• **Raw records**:
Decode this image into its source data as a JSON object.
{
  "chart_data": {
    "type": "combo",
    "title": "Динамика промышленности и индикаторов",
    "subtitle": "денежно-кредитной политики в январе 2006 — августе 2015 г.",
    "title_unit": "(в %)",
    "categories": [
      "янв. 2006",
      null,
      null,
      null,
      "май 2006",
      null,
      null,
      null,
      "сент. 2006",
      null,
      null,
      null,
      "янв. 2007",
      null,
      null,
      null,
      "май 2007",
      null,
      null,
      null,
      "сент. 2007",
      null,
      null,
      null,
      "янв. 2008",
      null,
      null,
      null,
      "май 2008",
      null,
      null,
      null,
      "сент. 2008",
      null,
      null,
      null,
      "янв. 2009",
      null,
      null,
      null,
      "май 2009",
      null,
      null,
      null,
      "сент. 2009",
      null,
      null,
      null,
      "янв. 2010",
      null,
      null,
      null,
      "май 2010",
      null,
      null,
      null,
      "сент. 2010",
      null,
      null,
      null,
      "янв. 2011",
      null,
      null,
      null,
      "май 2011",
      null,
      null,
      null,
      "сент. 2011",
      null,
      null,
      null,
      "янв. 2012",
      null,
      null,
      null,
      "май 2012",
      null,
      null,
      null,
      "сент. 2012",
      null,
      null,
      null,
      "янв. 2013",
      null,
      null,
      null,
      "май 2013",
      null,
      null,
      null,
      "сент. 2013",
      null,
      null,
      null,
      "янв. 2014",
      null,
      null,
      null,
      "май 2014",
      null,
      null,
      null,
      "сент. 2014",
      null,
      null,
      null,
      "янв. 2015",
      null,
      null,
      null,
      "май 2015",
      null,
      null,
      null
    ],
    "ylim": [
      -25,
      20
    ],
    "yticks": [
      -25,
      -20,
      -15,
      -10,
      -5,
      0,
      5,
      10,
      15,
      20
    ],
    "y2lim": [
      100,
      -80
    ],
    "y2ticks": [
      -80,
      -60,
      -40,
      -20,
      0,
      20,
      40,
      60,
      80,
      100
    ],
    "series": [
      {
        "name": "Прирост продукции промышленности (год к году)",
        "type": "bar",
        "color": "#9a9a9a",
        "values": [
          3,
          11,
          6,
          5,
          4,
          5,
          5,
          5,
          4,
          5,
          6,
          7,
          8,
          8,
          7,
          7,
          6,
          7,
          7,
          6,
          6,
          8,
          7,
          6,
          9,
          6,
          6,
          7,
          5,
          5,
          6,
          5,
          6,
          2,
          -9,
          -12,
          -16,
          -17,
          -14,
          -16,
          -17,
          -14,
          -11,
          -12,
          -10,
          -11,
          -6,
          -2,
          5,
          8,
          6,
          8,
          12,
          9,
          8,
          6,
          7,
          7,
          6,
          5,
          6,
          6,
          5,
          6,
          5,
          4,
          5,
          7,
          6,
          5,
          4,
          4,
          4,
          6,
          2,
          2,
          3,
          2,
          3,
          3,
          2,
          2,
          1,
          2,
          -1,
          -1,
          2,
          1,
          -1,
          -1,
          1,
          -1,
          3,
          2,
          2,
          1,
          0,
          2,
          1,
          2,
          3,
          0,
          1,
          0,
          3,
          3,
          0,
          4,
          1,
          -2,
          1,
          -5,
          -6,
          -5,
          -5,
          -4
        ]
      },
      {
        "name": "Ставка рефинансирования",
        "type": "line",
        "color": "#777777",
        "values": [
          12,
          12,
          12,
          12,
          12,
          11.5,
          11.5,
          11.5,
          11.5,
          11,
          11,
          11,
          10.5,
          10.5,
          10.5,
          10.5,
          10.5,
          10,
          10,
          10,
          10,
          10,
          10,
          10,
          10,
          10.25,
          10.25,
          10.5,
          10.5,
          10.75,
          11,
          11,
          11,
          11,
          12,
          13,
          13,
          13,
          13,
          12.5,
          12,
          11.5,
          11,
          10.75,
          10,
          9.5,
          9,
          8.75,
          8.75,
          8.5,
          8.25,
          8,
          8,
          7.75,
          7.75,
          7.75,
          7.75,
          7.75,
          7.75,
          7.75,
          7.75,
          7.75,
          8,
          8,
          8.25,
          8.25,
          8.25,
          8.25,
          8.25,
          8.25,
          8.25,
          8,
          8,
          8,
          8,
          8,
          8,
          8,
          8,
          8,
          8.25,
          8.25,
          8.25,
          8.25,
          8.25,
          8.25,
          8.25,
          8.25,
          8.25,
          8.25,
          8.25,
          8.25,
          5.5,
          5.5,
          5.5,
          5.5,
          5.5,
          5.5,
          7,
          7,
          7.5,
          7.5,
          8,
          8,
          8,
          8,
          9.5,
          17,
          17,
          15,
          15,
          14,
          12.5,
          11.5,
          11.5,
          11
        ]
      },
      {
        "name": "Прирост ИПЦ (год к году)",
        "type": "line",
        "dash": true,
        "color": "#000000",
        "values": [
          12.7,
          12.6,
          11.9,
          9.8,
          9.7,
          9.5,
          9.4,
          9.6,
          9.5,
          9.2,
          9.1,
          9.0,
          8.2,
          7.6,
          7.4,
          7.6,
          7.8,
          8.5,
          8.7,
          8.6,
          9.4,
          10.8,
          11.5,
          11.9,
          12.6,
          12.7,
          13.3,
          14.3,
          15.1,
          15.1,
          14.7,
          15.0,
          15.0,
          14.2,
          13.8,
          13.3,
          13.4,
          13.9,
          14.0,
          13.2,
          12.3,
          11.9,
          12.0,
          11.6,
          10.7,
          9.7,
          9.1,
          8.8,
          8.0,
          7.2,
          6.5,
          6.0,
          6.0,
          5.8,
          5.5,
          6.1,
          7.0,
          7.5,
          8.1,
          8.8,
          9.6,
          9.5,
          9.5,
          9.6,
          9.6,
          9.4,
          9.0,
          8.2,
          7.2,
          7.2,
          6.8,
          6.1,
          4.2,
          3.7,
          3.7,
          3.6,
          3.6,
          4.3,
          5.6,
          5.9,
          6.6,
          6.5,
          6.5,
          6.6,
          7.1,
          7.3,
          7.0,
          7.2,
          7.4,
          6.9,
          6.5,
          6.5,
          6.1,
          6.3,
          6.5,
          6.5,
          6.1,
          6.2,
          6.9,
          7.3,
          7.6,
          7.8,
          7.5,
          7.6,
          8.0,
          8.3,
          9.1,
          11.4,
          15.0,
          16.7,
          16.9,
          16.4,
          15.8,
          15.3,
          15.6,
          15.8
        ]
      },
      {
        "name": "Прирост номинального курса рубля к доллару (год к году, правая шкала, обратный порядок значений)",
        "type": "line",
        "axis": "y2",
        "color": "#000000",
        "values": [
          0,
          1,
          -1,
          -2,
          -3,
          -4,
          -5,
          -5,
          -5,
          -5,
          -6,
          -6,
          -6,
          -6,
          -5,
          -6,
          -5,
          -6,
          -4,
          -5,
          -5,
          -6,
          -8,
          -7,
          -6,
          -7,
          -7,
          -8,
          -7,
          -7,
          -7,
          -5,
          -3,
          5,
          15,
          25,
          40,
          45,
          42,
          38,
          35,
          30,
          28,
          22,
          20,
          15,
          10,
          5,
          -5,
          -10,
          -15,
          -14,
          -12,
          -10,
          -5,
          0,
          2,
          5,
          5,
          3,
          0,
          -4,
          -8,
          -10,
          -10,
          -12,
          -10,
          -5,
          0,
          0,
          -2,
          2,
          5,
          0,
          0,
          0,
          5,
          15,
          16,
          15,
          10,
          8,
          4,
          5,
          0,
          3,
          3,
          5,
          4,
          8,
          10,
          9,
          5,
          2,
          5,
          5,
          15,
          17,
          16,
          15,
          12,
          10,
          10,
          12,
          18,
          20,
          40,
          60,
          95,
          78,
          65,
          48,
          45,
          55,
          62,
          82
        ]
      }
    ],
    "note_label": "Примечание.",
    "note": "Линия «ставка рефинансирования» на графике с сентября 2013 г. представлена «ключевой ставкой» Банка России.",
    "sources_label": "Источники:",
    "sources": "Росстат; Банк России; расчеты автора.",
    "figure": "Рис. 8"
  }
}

• **EXERCISE PROMPT**: Using the records above, find and show each line with the string "году".

• **EXPECTED ANSWER**:
        "name": "Прирост продукции промышленности (год к году)",
        "name": "Прирост ИПЦ (год к году)",
        "name": "Прирост номинального курса рубля к доллару (год к году, правая шкала, обратный порядок значений)",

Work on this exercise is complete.